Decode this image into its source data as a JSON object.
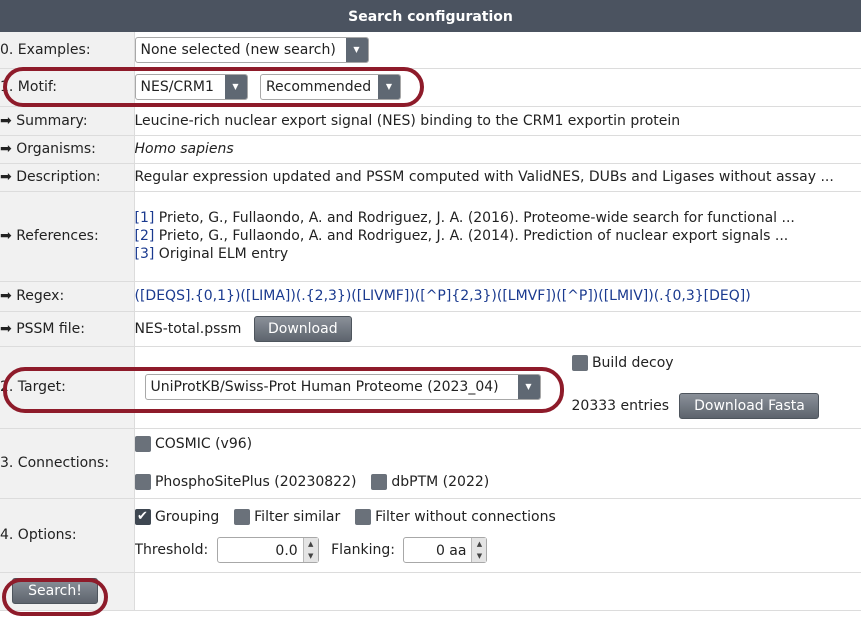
{
  "header": {
    "title": "Search configuration"
  },
  "rows": {
    "examples": {
      "label": "0. Examples:",
      "select_value": "None selected (new search)"
    },
    "motif": {
      "label": "1. Motif:",
      "motif_value": "NES/CRM1",
      "set_value": "Recommended"
    },
    "summary": {
      "arrow": "➡",
      "label": "Summary:",
      "value": "Leucine-rich nuclear export signal (NES) binding to the CRM1 exportin protein"
    },
    "organisms": {
      "arrow": "➡",
      "label": "Organisms:",
      "value": "Homo sapiens"
    },
    "description": {
      "arrow": "➡",
      "label": "Description:",
      "value": "Regular expression updated and PSSM computed with ValidNES, DUBs and Ligases without assay ..."
    },
    "references": {
      "arrow": "➡",
      "label": "References:",
      "items": [
        {
          "num": "[1]",
          "text": "Prieto, G., Fullaondo, A. and Rodriguez, J. A. (2016). Proteome-wide search for functional ..."
        },
        {
          "num": "[2]",
          "text": "Prieto, G., Fullaondo, A. and Rodriguez, J. A. (2014). Prediction of nuclear export signals ..."
        },
        {
          "num": "[3]",
          "text": "Original ELM entry"
        }
      ]
    },
    "regex": {
      "arrow": "➡",
      "label": "Regex:",
      "value": "([DEQS].{0,1})([LIMA])(.{2,3})([LIVMF])([^P]{2,3})([LMVF])([^P])([LMIV])(.{0,3}[DEQ])"
    },
    "pssm": {
      "arrow": "➡",
      "label": "PSSM file:",
      "file": "NES-total.pssm",
      "button": "Download"
    },
    "target": {
      "label": "2. Target:",
      "select_value": "UniProtKB/Swiss-Prot Human Proteome (2023_04)",
      "decoy_label": "Build decoy",
      "entries": "20333 entries",
      "download_button": "Download Fasta"
    },
    "connections": {
      "label": "3. Connections:",
      "cosmic": "COSMIC (v96)",
      "phospho": "PhosphoSitePlus (20230822)",
      "dbptm": "dbPTM (2022)"
    },
    "options": {
      "label": "4. Options:",
      "grouping": "Grouping",
      "filter_similar": "Filter similar",
      "filter_conn": "Filter without connections",
      "threshold_label": "Threshold:",
      "threshold_value": "0.0",
      "flanking_label": "Flanking:",
      "flanking_value": "0 aa"
    },
    "search": {
      "button": "Search!"
    }
  },
  "colors": {
    "header_bg": "#4b5360",
    "highlight_ring": "#8e1b2a",
    "link": "#1a3a8f"
  }
}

--------

### TASK DETAILS
Count the lines above that include the string "nuclear". Write only the number.

### RESPONSE
2